— TASK REQUIREMENTS —
Print all of the lines exactly. Any picture among them stays out.

— RECORDS SHOWN —
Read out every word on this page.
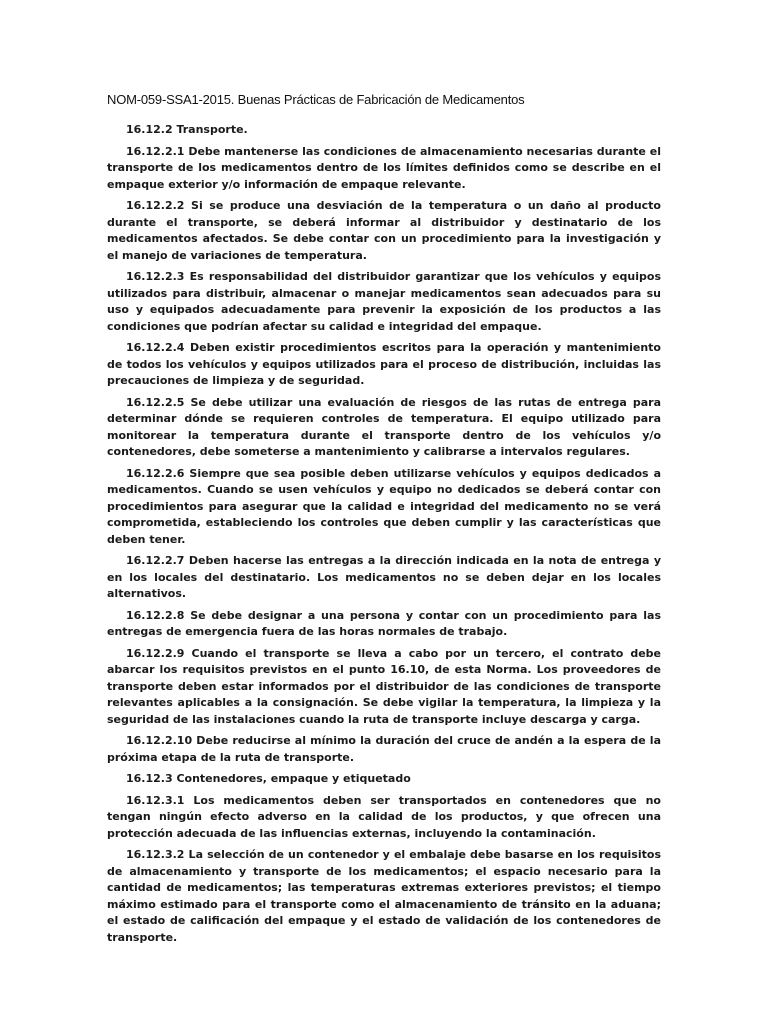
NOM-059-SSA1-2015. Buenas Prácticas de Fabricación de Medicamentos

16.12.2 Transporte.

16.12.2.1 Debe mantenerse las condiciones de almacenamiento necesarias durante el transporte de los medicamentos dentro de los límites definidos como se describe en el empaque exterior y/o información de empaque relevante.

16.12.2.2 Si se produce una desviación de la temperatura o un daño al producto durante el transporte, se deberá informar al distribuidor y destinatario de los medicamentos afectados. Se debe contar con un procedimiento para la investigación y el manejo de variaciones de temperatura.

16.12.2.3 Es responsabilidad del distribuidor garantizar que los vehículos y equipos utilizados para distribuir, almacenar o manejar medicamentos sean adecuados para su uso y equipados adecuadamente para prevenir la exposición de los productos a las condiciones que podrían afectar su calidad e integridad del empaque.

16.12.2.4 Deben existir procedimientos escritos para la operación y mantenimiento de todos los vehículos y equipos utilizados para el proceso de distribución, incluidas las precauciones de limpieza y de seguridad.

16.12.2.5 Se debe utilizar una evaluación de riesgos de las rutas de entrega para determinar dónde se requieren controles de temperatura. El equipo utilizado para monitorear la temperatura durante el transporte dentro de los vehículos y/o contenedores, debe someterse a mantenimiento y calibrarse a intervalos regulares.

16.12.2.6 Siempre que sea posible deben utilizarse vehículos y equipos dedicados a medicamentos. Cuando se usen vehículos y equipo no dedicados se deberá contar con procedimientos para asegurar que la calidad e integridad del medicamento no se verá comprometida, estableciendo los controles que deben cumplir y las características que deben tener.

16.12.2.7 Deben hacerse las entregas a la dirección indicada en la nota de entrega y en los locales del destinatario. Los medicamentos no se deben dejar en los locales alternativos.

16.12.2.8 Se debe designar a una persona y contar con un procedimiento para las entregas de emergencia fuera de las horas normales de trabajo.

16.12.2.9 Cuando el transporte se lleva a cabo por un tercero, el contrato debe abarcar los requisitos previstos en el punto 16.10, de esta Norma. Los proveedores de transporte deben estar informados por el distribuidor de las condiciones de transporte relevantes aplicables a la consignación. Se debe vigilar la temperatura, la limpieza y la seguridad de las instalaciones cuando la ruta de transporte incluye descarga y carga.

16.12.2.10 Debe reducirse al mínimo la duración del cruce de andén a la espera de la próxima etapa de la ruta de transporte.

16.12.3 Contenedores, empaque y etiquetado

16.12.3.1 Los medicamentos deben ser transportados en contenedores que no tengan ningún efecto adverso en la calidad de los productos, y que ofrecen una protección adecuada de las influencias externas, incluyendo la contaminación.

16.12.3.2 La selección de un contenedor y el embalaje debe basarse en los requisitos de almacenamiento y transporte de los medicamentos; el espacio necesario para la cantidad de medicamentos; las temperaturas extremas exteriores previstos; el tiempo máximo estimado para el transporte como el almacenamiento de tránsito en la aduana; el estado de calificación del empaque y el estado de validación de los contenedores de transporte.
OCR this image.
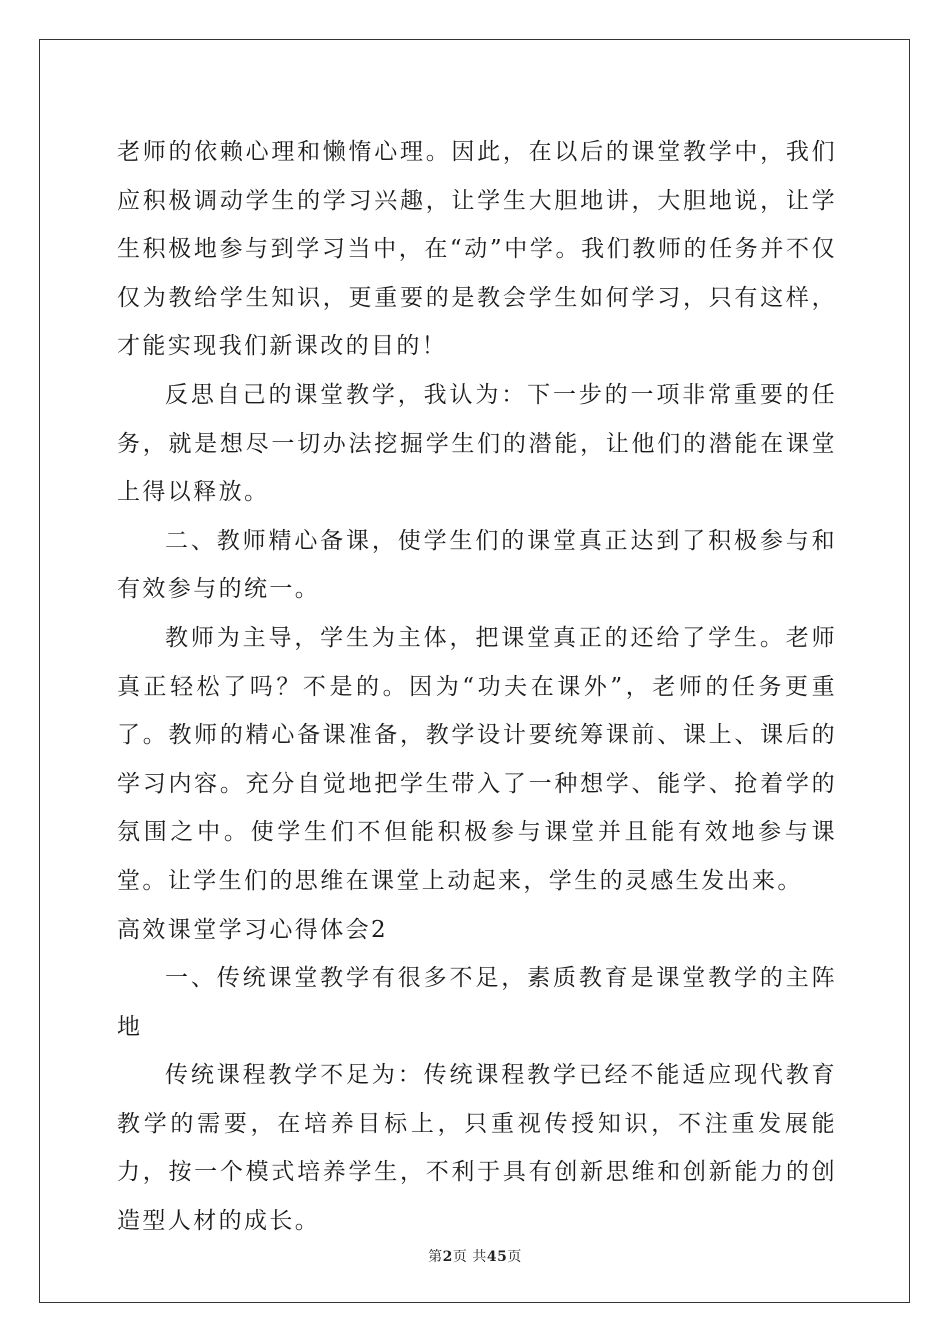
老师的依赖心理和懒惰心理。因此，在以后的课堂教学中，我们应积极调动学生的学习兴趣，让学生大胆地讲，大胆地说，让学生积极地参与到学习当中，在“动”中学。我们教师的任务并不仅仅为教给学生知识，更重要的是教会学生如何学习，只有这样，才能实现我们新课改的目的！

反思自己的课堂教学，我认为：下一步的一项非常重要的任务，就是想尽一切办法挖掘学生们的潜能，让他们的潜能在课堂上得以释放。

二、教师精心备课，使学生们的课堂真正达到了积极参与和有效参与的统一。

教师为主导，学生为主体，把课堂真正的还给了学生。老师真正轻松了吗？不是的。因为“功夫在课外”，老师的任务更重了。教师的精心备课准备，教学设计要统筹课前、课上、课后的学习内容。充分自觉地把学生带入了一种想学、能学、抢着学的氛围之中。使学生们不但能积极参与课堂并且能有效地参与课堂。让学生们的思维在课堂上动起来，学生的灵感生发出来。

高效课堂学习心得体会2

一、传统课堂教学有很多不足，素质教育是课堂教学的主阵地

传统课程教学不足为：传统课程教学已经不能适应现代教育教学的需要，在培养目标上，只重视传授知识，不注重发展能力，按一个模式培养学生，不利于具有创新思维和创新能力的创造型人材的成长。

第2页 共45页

— CORRECT OUTPUT —
Read out every word on this page.
NOM-059-SSA1-2015. Buenas Prácticas de Fabricación de Medicamentos

16.12.2 Transporte.

16.12.2.1 Debe mantenerse las condiciones de almacenamiento necesarias durante el transporte de los medicamentos dentro de los límites definidos como se describe en el empaque exterior y/o información de empaque relevante.

16.12.2.2 Si se produce una desviación de la temperatura o un daño al producto durante el transporte, se deberá informar al distribuidor y destinatario de los medicamentos afectados. Se debe contar con un procedimiento para la investigación y el manejo de variaciones de temperatura.

16.12.2.3 Es responsabilidad del distribuidor garantizar que los vehículos y equipos utilizados para distribuir, almacenar o manejar medicamentos sean adecuados para su uso y equipados adecuadamente para prevenir la exposición de los productos a las condiciones que podrían afectar su calidad e integridad del empaque.

16.12.2.4 Deben existir procedimientos escritos para la operación y mantenimiento de todos los vehículos y equipos utilizados para el proceso de distribución, incluidas las precauciones de limpieza y de seguridad.

16.12.2.5 Se debe utilizar una evaluación de riesgos de las rutas de entrega para determinar dónde se requieren controles de temperatura. El equipo utilizado para monitorear la temperatura durante el transporte dentro de los vehículos y/o contenedores, debe someterse a mantenimiento y calibrarse a intervalos regulares.

16.12.2.6 Siempre que sea posible deben utilizarse vehículos y equipos dedicados a medicamentos. Cuando se usen vehículos y equipo no dedicados se deberá contar con procedimientos para asegurar que la calidad e integridad del medicamento no se verá comprometida, estableciendo los controles que deben cumplir y las características que deben tener.

16.12.2.7 Deben hacerse las entregas a la dirección indicada en la nota de entrega y en los locales del destinatario. Los medicamentos no se deben dejar en los locales alternativos.

16.12.2.8 Se debe designar a una persona y contar con un procedimiento para las entregas de emergencia fuera de las horas normales de trabajo.

16.12.2.9 Cuando el transporte se lleva a cabo por un tercero, el contrato debe abarcar los requisitos previstos en el punto 16.10, de esta Norma. Los proveedores de transporte deben estar informados por el distribuidor de las condiciones de transporte relevantes aplicables a la consignación. Se debe vigilar la temperatura, la limpieza y la seguridad de las instalaciones cuando la ruta de transporte incluye descarga y carga.

16.12.2.10 Debe reducirse al mínimo la duración del cruce de andén a la espera de la próxima etapa de la ruta de transporte.

16.12.3 Contenedores, empaque y etiquetado

16.12.3.1 Los medicamentos deben ser transportados en contenedores que no tengan ningún efecto adverso en la calidad de los productos, y que ofrecen una protección adecuada de las influencias externas, incluyendo la contaminación.

16.12.3.2 La selección de un contenedor y el embalaje debe basarse en los requisitos de almacenamiento y transporte de los medicamentos; el espacio necesario para la cantidad de medicamentos; las temperaturas extremas exteriores previstos; el tiempo máximo estimado para el transporte como el almacenamiento de tránsito en la aduana; el estado de calificación del empaque y el estado de validación de los contenedores de transporte.
OCR this image.
老师的依赖心理和懒惰心理。因此，在以后的课堂教学中，我们应积极调动学生的学习兴趣，让学生大胆地讲，大胆地说，让学生积极地参与到学习当中，在“动”中学。我们教师的任务并不仅仅为教给学生知识，更重要的是教会学生如何学习，只有这样，才能实现我们新课改的目的！

反思自己的课堂教学，我认为：下一步的一项非常重要的任务，就是想尽一切办法挖掘学生们的潜能，让他们的潜能在课堂上得以释放。

二、教师精心备课，使学生们的课堂真正达到了积极参与和有效参与的统一。

教师为主导，学生为主体，把课堂真正的还给了学生。老师真正轻松了吗？不是的。因为“功夫在课外”，老师的任务更重了。教师的精心备课准备，教学设计要统筹课前、课上、课后的学习内容。充分自觉地把学生带入了一种想学、能学、抢着学的氛围之中。使学生们不但能积极参与课堂并且能有效地参与课堂。让学生们的思维在课堂上动起来，学生的灵感生发出来。

高效课堂学习心得体会2

一、传统课堂教学有很多不足，素质教育是课堂教学的主阵地

传统课程教学不足为：传统课程教学已经不能适应现代教育教学的需要，在培养目标上，只重视传授知识，不注重发展能力，按一个模式培养学生，不利于具有创新思维和创新能力的创造型人材的成长。

第2页 共45页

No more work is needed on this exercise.